**What is required**
Pictures stay out; everything else in the records below is copied exactly.

**Material provided**
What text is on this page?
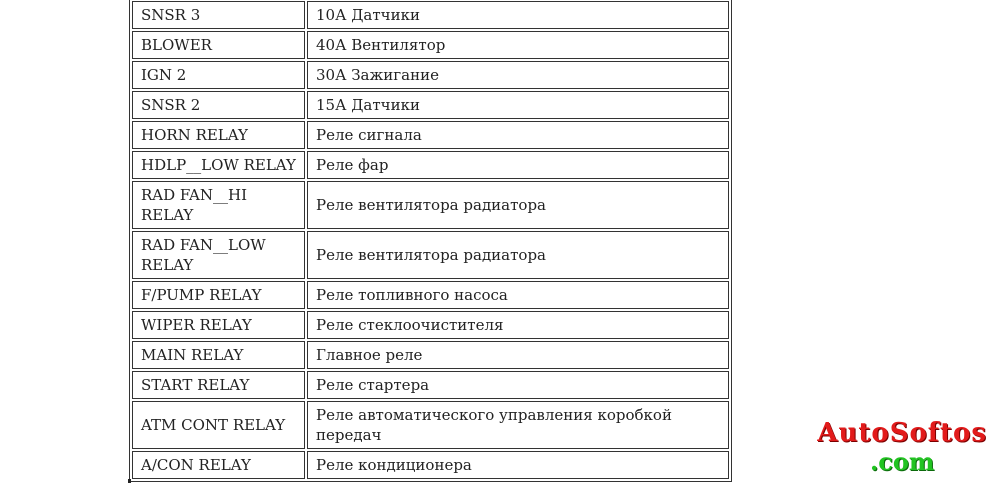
SNSR 3	10А Датчики
BLOWER	40А Вентилятор
IGN 2	30А Зажигание
SNSR 2	15А Датчики
HORN RELAY	Реле сигнала
HDLP__LOW RELAY	Реле фар
RAD FAN__HI RELAY	Реле вентилятора радиатора
RAD FAN__LOW RELAY	Реле вентилятора радиатора
F/PUMP RELAY	Реле топливного насоса
WIPER RELAY	Реле стеклоочистителя
MAIN RELAY	Главное реле
START RELAY	Реле стартера
ATM CONT RELAY	Реле автоматического управления коробкой передач
A/CON RELAY	Реле кондиционера
AutoSoftos
.com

**Solution to this exercise**
What text is on this page?
SNSR 3	10А Датчики
BLOWER	40А Вентилятор
IGN 2	30А Зажигание
SNSR 2	15А Датчики
HORN RELAY	Реле сигнала
HDLP__LOW RELAY	Реле фар
RAD FAN__HI RELAY	Реле вентилятора радиатора
RAD FAN__LOW RELAY	Реле вентилятора радиатора
F/PUMP RELAY	Реле топливного насоса
WIPER RELAY	Реле стеклоочистителя
MAIN RELAY	Главное реле
START RELAY	Реле стартера
ATM CONT RELAY	Реле автоматического управления коробкой передач
A/CON RELAY	Реле кондиционера
AutoSoftos
.com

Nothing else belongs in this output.